Written request:
Show every line of the records that contains the word "Channels".

▶

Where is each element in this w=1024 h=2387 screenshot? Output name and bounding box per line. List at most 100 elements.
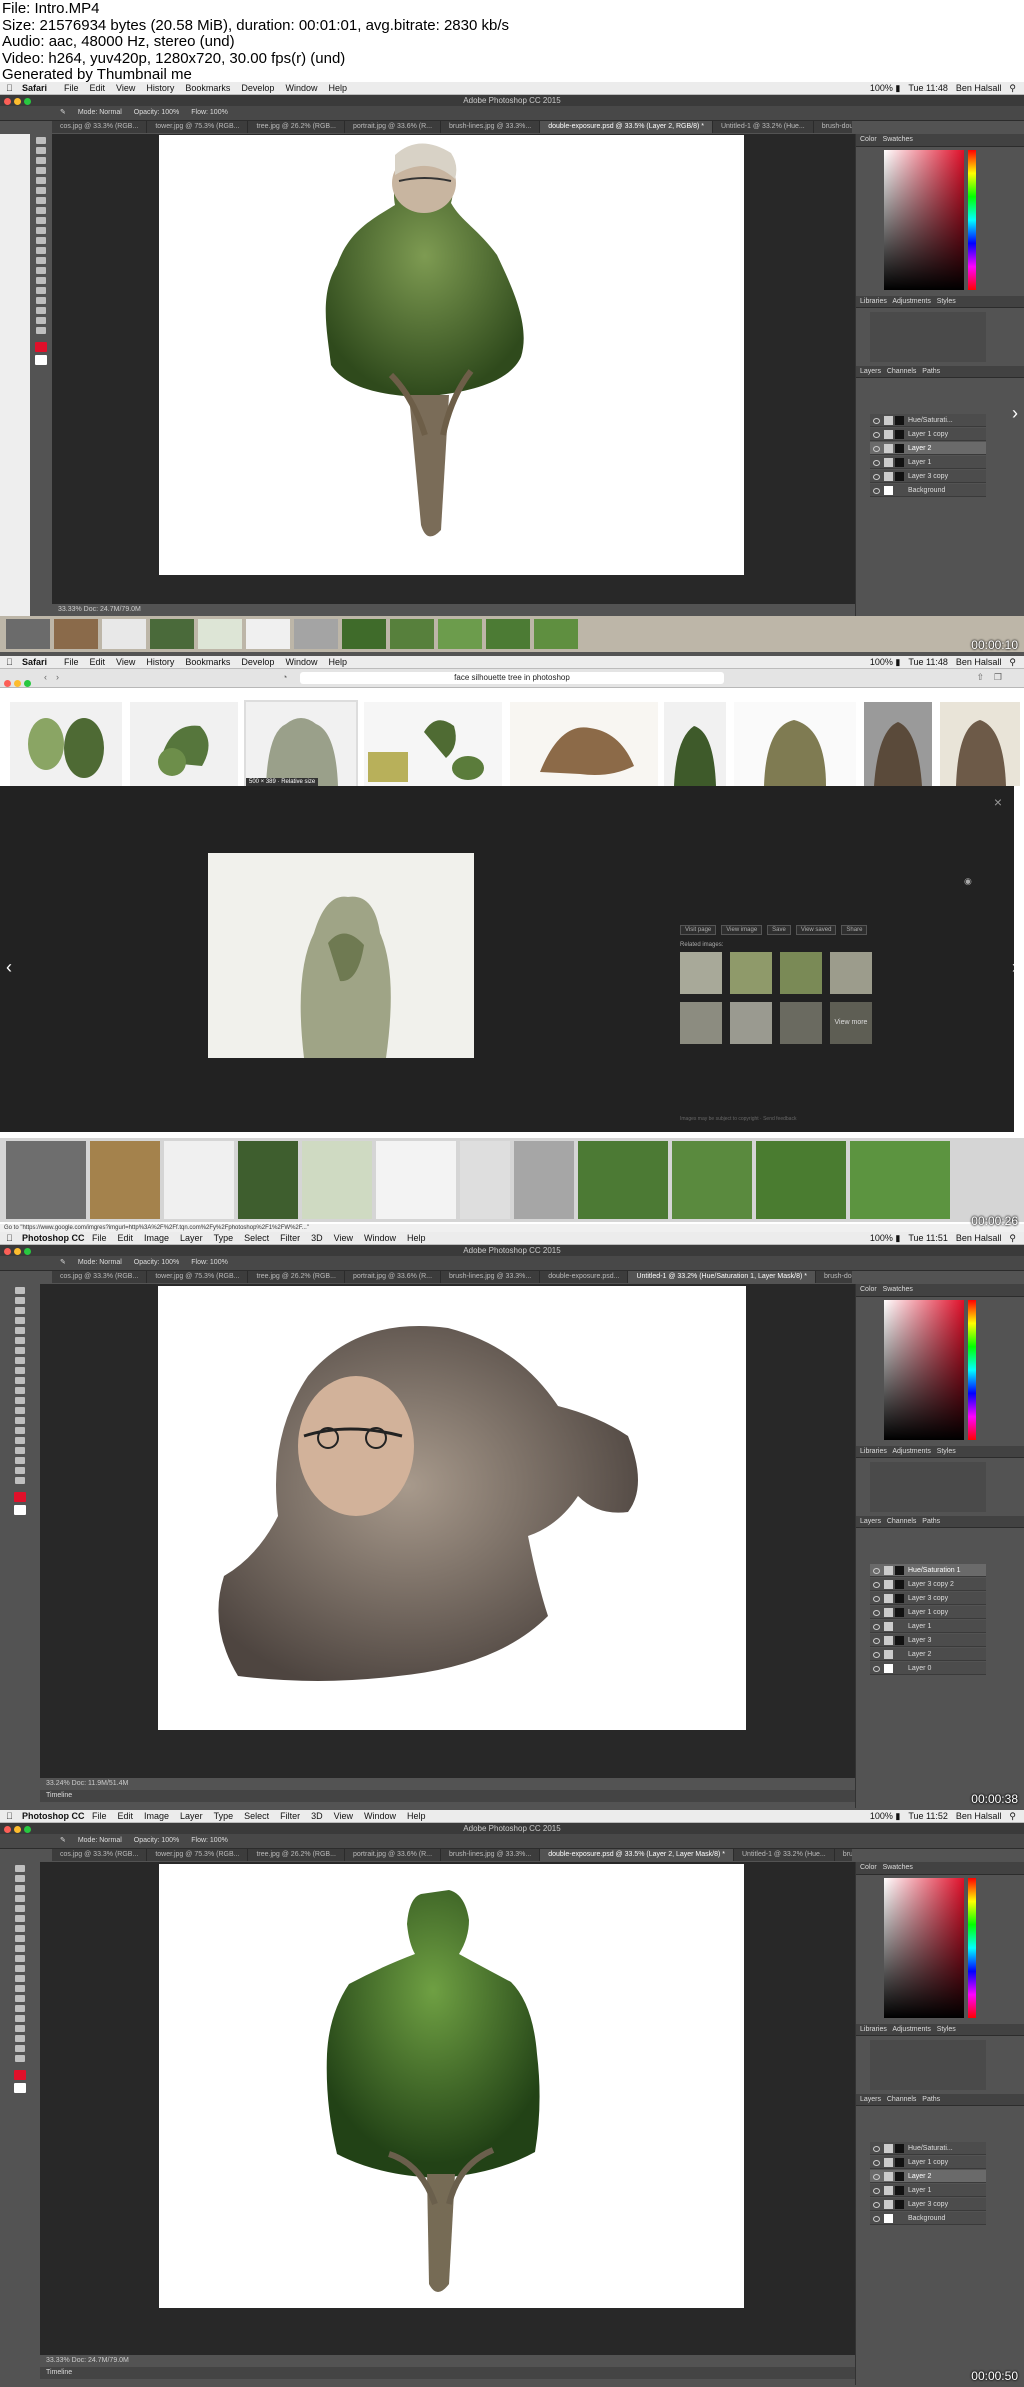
- document-canvas[interactable]: [159, 1864, 744, 2308]
- healing-tool-icon[interactable]: [15, 1347, 25, 1354]
- clock[interactable]: Tue 11:52: [908, 1811, 948, 1821]
- layers-panel-tab[interactable]: Layers Channels Paths: [856, 1516, 1024, 1528]
- eraser-tool-icon[interactable]: [36, 237, 46, 244]
- menu-type[interactable]: Type: [214, 1233, 234, 1243]
- quick-select-tool-icon[interactable]: [15, 1317, 25, 1324]
- eye-icon[interactable]: [873, 1568, 880, 1574]
- marquee-tool-icon[interactable]: [15, 1875, 25, 1882]
- menu-filter[interactable]: Filter: [280, 1233, 300, 1243]
- quick-select-tool-icon[interactable]: [36, 167, 46, 174]
- menu-file[interactable]: File: [92, 1233, 107, 1243]
- close-icon[interactable]: [4, 1248, 11, 1255]
- strip-thumb[interactable]: [390, 619, 434, 649]
- eye-icon[interactable]: [873, 1610, 880, 1616]
- clock[interactable]: Tue 11:51: [908, 1233, 948, 1243]
- color-panel-tab[interactable]: Color Swatches: [856, 134, 1024, 147]
- dodge-tool-icon[interactable]: [15, 1417, 25, 1424]
- tab-doc-5[interactable]: brush-lines.jpg @ 33.3%...: [441, 121, 541, 133]
- layer-row[interactable]: Hue/Saturati...: [870, 2142, 986, 2155]
- tab-doc-5[interactable]: brush-lines.jpg @ 33.3%...: [441, 1271, 541, 1283]
- close-icon[interactable]: ×: [994, 794, 1002, 810]
- crop-tool-icon[interactable]: [36, 177, 46, 184]
- apple-icon[interactable]: : [6, 1810, 13, 1823]
- path-select-tool-icon[interactable]: [15, 2025, 25, 2032]
- pen-tool-icon[interactable]: [36, 277, 46, 284]
- result-thumb-selected[interactable]: 500 × 389 · Relative size: [244, 700, 358, 788]
- zoom-tool-icon[interactable]: [15, 1477, 25, 1484]
- brush-icon[interactable]: ✎: [60, 109, 66, 116]
- tab-doc-6[interactable]: double-exposure.psd...: [540, 1271, 629, 1283]
- strip-thumb[interactable]: [756, 1141, 846, 1219]
- menu-edit[interactable]: Edit: [118, 1233, 134, 1243]
- strip-thumb[interactable]: [238, 1141, 298, 1219]
- history-brush-icon[interactable]: [36, 227, 46, 234]
- strip-thumb[interactable]: [486, 619, 530, 649]
- path-select-tool-icon[interactable]: [36, 297, 46, 304]
- eye-icon[interactable]: [873, 418, 880, 424]
- zoom-tool-icon[interactable]: [15, 2055, 25, 2062]
- tab-doc-3[interactable]: tree.jpg @ 26.2% (RGB...: [248, 121, 345, 133]
- tab-doc-4[interactable]: portrait.jpg @ 33.6% (R...: [345, 1271, 442, 1283]
- tab-doc-2[interactable]: tower.jpg @ 75.3% (RGB...: [147, 1271, 249, 1283]
- gradient-tool-icon[interactable]: [15, 1975, 25, 1982]
- menu-view[interactable]: View: [334, 1811, 353, 1821]
- pen-tool-icon[interactable]: [15, 2005, 25, 2012]
- menu-history[interactable]: History: [146, 83, 174, 93]
- adjustments-grid[interactable]: [870, 2040, 986, 2090]
- strip-thumb[interactable]: [460, 1141, 510, 1219]
- flow-field[interactable]: Flow: 100%: [191, 1837, 228, 1844]
- apple-icon[interactable]: : [6, 1232, 13, 1245]
- stamp-tool-icon[interactable]: [15, 1367, 25, 1374]
- layer-row[interactable]: Layer 1 copy: [870, 428, 986, 441]
- layer-row-selected[interactable]: Layer 2: [870, 2170, 986, 2183]
- tab-doc-8[interactable]: brush-double-exposure.psd: [816, 1271, 852, 1283]
- gradient-tool-icon[interactable]: [36, 247, 46, 254]
- menu-view[interactable]: View: [334, 1233, 353, 1243]
- layers-panel-tab[interactable]: Layers Channels Paths: [856, 2094, 1024, 2106]
- move-tool-icon[interactable]: [15, 1287, 25, 1294]
- eye-icon[interactable]: [873, 460, 880, 466]
- view-more-button[interactable]: View more: [830, 1002, 872, 1044]
- dodge-tool-icon[interactable]: [15, 1995, 25, 2002]
- menu-image[interactable]: Image: [144, 1811, 169, 1821]
- view-image-button[interactable]: View image: [721, 925, 763, 935]
- marquee-tool-icon[interactable]: [36, 147, 46, 154]
- layer-row[interactable]: Layer 1 copy: [870, 1606, 986, 1619]
- result-thumb[interactable]: [130, 702, 238, 786]
- strip-thumb[interactable]: [6, 619, 50, 649]
- tab-doc-4[interactable]: portrait.jpg @ 33.6% (R...: [345, 1849, 442, 1861]
- eye-icon[interactable]: [873, 488, 880, 494]
- timeline-panel[interactable]: Timeline: [40, 1790, 856, 1802]
- foreground-color-swatch[interactable]: [35, 342, 47, 352]
- eye-icon[interactable]: [873, 1638, 880, 1644]
- layer-row[interactable]: Layer 1: [870, 456, 986, 469]
- strip-thumb[interactable]: [294, 619, 338, 649]
- app-name[interactable]: Safari: [22, 656, 47, 669]
- tab-doc-4[interactable]: portrait.jpg @ 33.6% (R...: [345, 121, 442, 133]
- history-brush-icon[interactable]: [15, 1955, 25, 1962]
- brush-tool-icon[interactable]: [15, 1935, 25, 1942]
- related-thumb[interactable]: [830, 952, 872, 994]
- crop-tool-icon[interactable]: [15, 1905, 25, 1912]
- result-thumb[interactable]: [734, 702, 856, 786]
- tab-doc-3[interactable]: tree.jpg @ 26.2% (RGB...: [248, 1849, 345, 1861]
- eye-icon[interactable]: [873, 2202, 880, 2208]
- layers-panel-tab[interactable]: Layers Channels Paths: [856, 366, 1024, 378]
- lasso-tool-icon[interactable]: [15, 1885, 25, 1892]
- layer-row[interactable]: Layer 3: [870, 1634, 986, 1647]
- result-thumb[interactable]: [10, 702, 122, 786]
- menu-view[interactable]: View: [116, 83, 135, 93]
- menu-develop[interactable]: Develop: [241, 657, 274, 667]
- menu-file[interactable]: File: [64, 83, 79, 93]
- zoom-icon[interactable]: [24, 98, 31, 105]
- strip-thumb[interactable]: [164, 1141, 234, 1219]
- eye-icon[interactable]: [873, 2146, 880, 2152]
- flow-field[interactable]: Flow: 100%: [191, 1259, 228, 1266]
- adjustments-panel-tab[interactable]: Libraries Adjustments Styles: [856, 296, 1024, 308]
- strip-thumb[interactable]: [54, 619, 98, 649]
- shape-tool-icon[interactable]: [15, 1457, 25, 1464]
- minimize-icon[interactable]: [14, 98, 21, 105]
- layer-row-selected[interactable]: Hue/Saturation 1: [870, 1564, 986, 1577]
- menu-bookmarks[interactable]: Bookmarks: [185, 657, 230, 667]
- adjustments-panel-tab[interactable]: Libraries Adjustments Styles: [856, 2024, 1024, 2036]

◀

Response below:
- layers-panel-tab[interactable]: Layers Channels Paths: [856, 1516, 1024, 1528]
- layers-panel-tab[interactable]: Layers Channels Paths: [856, 2094, 1024, 2106]
- layers-panel-tab[interactable]: Layers Channels Paths: [856, 366, 1024, 378]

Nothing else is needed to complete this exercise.